→ **Instructions to follow**:
Go on with the teratospermia article from the point where it stops, in the same encyclopedic style.

→ **Excerpted passage**:
= Teratospermia =

Medical condition of mis-shaped sperm

Teratospermia or teratozoospermia is a condition characterized by the presence of sperm with abnormal morphology that affects fertility in males.

==Causes==
The causes of teratozoospermia are unknown in most cases. However, Hodgkin's disease, coeliac disease, and Crohn's disease may contribute in some instances. Lifestyle and habits (smoking, toxin exposure, etc.) can also cause poor morphology. Varicocele is another condition that is often associated with decreased normal forms (morphology).

In cases of globozoospermia (sperm with round heads), the Golgi apparatus is not transformed into the acrosome that is needed for fertilization.

==Symptoms and treatment==
The presence of abnormally-shaped sperm can negatively affect fertility by preventing transport through the cervix and/or preventing sperm from adhering to the ovum. Achieving a pregnancy may be difficult.

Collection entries
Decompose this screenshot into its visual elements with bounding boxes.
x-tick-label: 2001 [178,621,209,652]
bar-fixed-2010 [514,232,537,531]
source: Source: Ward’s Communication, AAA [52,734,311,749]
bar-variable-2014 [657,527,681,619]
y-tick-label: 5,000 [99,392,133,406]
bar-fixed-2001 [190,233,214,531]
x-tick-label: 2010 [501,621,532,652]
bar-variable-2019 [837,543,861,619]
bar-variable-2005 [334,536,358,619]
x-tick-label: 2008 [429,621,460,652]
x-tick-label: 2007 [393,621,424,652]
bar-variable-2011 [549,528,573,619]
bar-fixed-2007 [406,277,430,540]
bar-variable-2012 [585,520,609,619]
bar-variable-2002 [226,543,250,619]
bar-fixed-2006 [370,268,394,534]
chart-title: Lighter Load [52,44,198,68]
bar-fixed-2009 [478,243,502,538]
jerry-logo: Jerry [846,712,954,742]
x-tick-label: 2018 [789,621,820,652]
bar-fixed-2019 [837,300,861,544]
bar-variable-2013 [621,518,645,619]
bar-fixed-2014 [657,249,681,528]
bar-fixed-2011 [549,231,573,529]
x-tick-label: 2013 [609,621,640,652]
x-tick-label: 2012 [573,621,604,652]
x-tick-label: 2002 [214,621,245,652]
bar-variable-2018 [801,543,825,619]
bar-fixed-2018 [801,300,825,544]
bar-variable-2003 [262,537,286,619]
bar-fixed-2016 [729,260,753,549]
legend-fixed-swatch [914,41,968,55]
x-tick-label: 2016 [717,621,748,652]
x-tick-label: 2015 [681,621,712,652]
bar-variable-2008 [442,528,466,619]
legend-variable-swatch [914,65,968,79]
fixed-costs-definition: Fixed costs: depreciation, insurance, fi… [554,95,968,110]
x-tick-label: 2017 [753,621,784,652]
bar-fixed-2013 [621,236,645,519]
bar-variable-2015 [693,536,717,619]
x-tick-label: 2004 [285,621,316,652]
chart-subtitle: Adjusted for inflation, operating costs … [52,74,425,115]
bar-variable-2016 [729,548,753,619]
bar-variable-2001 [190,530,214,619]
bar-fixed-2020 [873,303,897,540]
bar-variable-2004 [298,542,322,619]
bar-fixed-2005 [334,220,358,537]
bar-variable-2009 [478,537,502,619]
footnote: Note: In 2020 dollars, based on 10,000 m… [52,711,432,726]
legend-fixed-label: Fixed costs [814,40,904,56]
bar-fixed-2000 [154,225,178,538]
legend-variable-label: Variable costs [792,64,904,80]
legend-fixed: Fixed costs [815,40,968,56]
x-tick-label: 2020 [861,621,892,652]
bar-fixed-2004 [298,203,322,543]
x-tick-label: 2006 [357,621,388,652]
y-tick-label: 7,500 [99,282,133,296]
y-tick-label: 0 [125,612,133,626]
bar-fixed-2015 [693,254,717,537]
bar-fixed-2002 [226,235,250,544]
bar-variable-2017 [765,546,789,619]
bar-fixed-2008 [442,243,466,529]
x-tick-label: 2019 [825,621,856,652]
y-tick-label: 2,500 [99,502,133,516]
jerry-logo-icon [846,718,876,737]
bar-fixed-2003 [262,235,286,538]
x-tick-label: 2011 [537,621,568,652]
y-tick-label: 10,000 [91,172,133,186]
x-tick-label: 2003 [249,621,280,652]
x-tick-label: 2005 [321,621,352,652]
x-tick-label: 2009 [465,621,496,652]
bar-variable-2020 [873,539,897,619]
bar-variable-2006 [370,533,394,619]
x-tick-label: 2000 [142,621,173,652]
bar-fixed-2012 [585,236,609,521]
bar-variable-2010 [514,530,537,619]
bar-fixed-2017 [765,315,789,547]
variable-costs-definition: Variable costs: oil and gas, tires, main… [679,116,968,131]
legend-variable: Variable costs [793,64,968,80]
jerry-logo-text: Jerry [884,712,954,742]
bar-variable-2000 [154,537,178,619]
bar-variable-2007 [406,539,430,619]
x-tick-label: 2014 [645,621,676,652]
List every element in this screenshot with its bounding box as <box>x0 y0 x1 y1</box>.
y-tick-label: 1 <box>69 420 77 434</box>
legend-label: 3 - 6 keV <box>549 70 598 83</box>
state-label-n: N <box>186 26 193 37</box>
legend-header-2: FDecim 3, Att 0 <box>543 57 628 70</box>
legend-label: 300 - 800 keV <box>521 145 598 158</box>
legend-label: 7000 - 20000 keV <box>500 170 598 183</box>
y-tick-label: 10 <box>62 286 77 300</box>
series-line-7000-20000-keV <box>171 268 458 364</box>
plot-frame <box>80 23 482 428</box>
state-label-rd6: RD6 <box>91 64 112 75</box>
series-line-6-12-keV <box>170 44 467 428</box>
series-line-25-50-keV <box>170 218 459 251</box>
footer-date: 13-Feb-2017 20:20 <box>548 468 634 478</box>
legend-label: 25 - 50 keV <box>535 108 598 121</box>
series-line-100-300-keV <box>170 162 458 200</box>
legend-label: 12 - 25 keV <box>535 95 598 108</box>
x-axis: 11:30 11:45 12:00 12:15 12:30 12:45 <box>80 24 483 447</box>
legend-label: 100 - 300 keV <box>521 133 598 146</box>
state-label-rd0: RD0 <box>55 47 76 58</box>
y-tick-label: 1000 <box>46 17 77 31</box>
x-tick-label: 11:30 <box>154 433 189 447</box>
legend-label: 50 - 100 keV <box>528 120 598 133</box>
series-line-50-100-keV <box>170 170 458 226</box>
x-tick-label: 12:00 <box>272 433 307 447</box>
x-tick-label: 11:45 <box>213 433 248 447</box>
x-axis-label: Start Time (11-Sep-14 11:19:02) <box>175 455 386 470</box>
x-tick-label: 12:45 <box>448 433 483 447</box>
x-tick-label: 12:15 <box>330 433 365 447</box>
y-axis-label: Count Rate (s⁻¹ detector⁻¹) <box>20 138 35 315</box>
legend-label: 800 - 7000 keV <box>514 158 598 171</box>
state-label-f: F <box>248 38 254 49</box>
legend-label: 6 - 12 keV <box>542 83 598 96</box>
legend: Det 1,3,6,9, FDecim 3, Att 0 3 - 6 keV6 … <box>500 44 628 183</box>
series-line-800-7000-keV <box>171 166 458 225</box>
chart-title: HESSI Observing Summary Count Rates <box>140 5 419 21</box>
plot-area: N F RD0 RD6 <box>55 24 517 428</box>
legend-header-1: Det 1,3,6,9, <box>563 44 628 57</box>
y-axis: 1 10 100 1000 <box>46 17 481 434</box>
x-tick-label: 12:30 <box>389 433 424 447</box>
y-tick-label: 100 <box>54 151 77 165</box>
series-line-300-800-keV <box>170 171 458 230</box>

→ **Task answer**:
In testing for teratozoospermia, sperm are collected, stained and analyzed under a microscope to detect abnormalities. These abnormalities may include heads that are large, small, tapered, or pyriform or tails that are abnormally shaped.

Antiestrogens have been shown to be effective in the treatment of teratozoospermia.

Teratozoospermia (including the globozoospermia type), may be treated by intracytoplasmic sperm injection (ICSI), injecting sperm directly into the egg. Once the egg is fertilized, abnormal sperm morphology does not appear to influence blastocyst development or blastocyst morphology. Even with severe teratozoospermia, microscopy can still detect the few sperm cells that have a "normal" morphology, allowing for optimal success rate.